- Born: Camila Vezzoso García 29 October 1993 (age 31) Artigas, Uruguay
- Height: 1.74 m (5 ft 8+1⁄2 in)
- Beauty pageant titleholder
- Title: Miss Uruguay 2012
- Hair color: Dark Brown
- Eye color: Dark brown
- Major competition(s): Elite Model Look Uruguay 2010 (2nd Runner Up) Miss Artigas 2012 (Winner) Miss Uruguay 2012 (Winner) Miss Universe 2012 Miss United Continent 2013 (3rd Runner Up)

= Camila Vezzoso =

Uruguayan model and beauty pageant titleholder

Camila Vezzoso is a model from Uruguay and beauty pageant titleholder who was crowned Miss Uruguay 2012. She also represented Uruguay in the 2012 Miss Universe pageant in Las vegas Following the contests, she moved to Paris and is currently pursuing a modeling career.

◆ WRITTEN EXERCISE:
Reproduce the passage of the Camila Vezzoso profile starting at "Uruguayan model and" and ending at "a modeling career.".

◆ DATASET EXTRACT:
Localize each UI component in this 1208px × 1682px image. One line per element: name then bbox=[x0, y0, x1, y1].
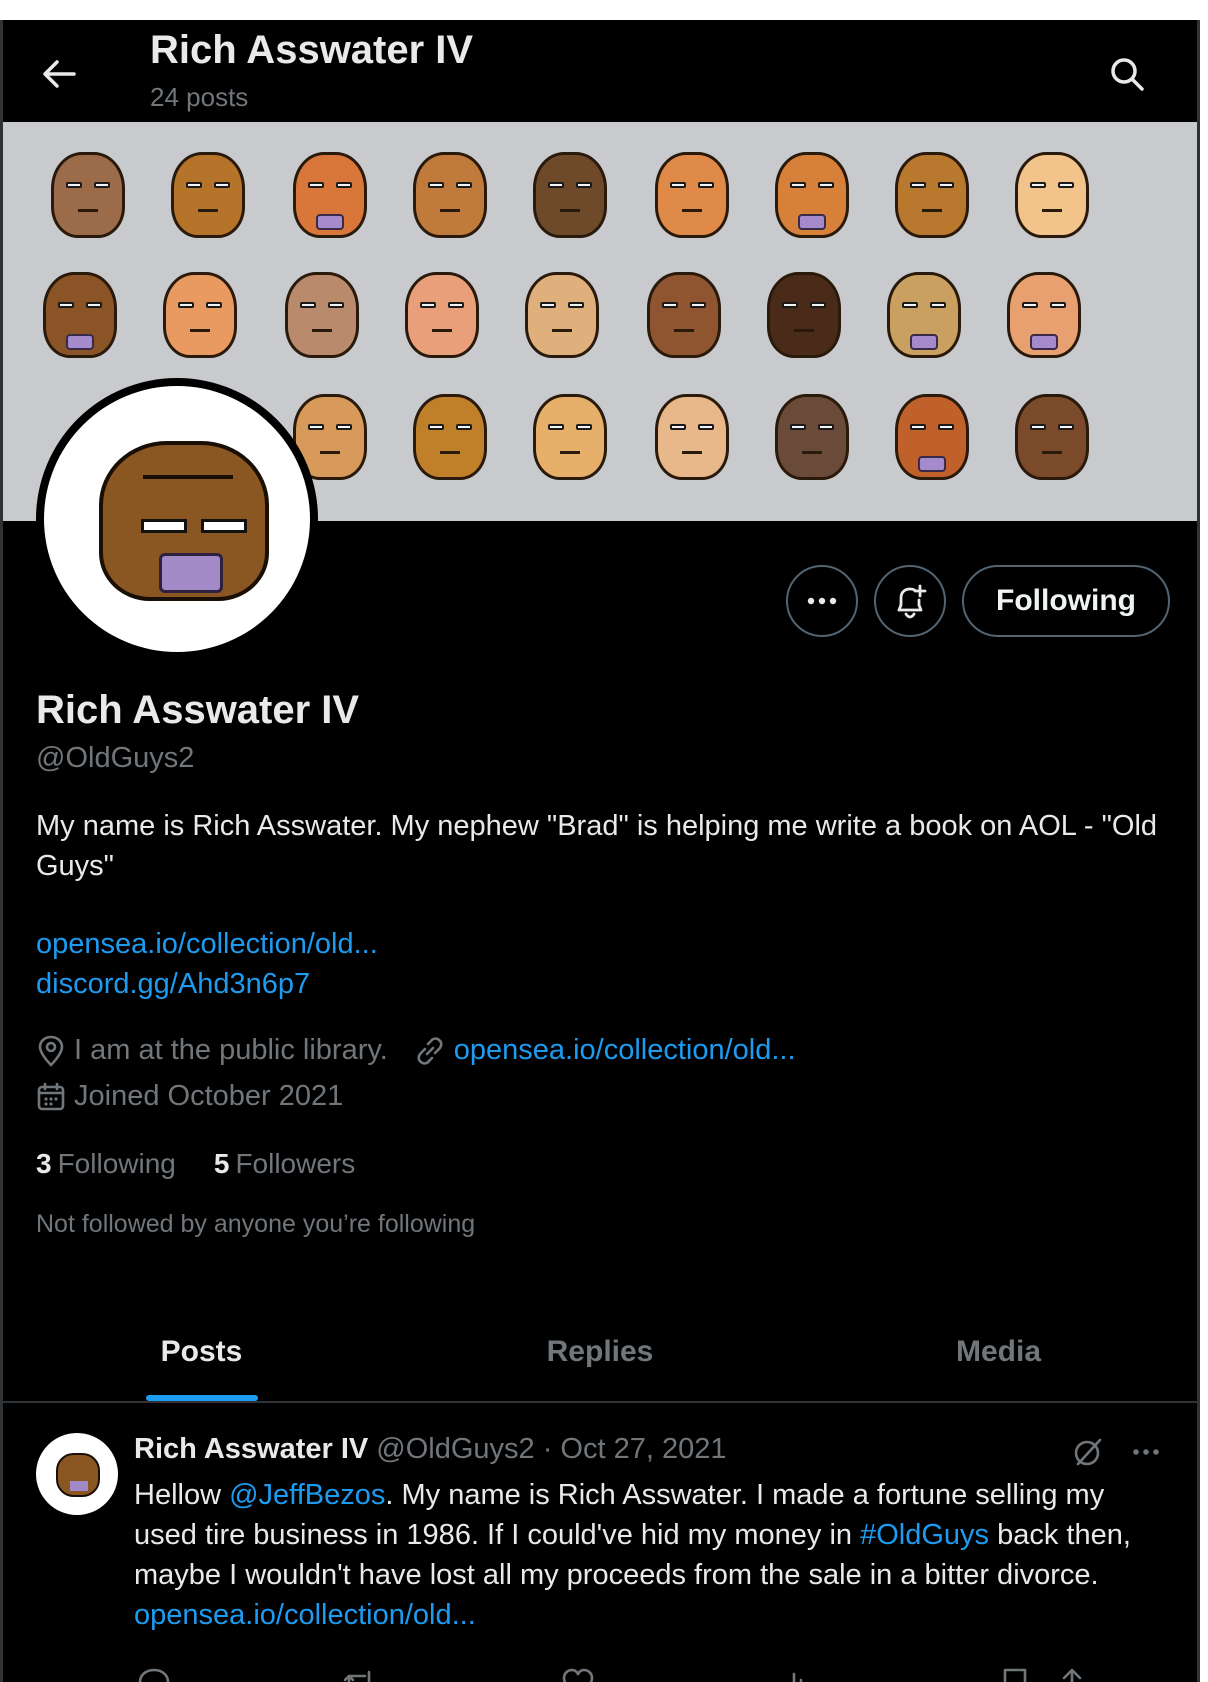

◆ WRITTEN RESPONSE:
Uruguayan model and beauty pageant titleholder

Camila Vezzoso is a model from Uruguay and beauty pageant titleholder who was crowned Miss Uruguay 2012. She also represented Uruguay in the 2012 Miss Universe pageant in Las vegas Following the contests, she moved to Paris and is currently pursuing a modeling career.